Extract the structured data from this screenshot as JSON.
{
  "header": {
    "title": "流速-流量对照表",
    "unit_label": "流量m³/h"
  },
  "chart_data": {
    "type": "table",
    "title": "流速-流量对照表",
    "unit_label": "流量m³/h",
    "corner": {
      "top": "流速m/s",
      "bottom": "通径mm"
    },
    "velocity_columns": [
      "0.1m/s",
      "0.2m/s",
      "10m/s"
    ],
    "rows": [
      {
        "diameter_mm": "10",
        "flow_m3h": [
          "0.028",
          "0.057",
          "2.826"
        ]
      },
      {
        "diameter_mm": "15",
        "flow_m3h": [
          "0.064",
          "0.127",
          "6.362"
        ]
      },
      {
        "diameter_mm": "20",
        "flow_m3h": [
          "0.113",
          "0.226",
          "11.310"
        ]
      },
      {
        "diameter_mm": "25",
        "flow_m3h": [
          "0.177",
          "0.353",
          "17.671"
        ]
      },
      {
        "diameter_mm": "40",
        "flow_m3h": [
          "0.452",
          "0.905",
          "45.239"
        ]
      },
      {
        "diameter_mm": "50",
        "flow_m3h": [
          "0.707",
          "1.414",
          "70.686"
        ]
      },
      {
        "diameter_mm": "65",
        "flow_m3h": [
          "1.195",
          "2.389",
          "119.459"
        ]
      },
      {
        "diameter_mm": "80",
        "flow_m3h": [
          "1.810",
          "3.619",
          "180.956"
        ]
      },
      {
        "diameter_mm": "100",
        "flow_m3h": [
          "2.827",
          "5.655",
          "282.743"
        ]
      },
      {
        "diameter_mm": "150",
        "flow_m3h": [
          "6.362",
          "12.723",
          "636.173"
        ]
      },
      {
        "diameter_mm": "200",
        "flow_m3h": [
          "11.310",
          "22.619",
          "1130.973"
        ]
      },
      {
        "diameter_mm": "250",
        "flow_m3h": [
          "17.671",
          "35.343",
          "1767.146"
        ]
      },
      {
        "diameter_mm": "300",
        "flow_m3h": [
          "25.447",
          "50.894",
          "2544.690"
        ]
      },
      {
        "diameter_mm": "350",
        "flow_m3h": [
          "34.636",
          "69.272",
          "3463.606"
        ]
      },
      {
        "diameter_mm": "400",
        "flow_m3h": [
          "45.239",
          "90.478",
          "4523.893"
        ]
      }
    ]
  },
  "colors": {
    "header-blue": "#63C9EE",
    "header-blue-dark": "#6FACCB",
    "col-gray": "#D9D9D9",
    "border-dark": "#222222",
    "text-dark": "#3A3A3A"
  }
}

> _WHAT YOU NEED TO DO_
Extract from the data every line where "blue" shows up.

> _EXPECTED ANSWER_
    "header-blue": "#63C9EE",
    "header-blue-dark": "#6FACCB",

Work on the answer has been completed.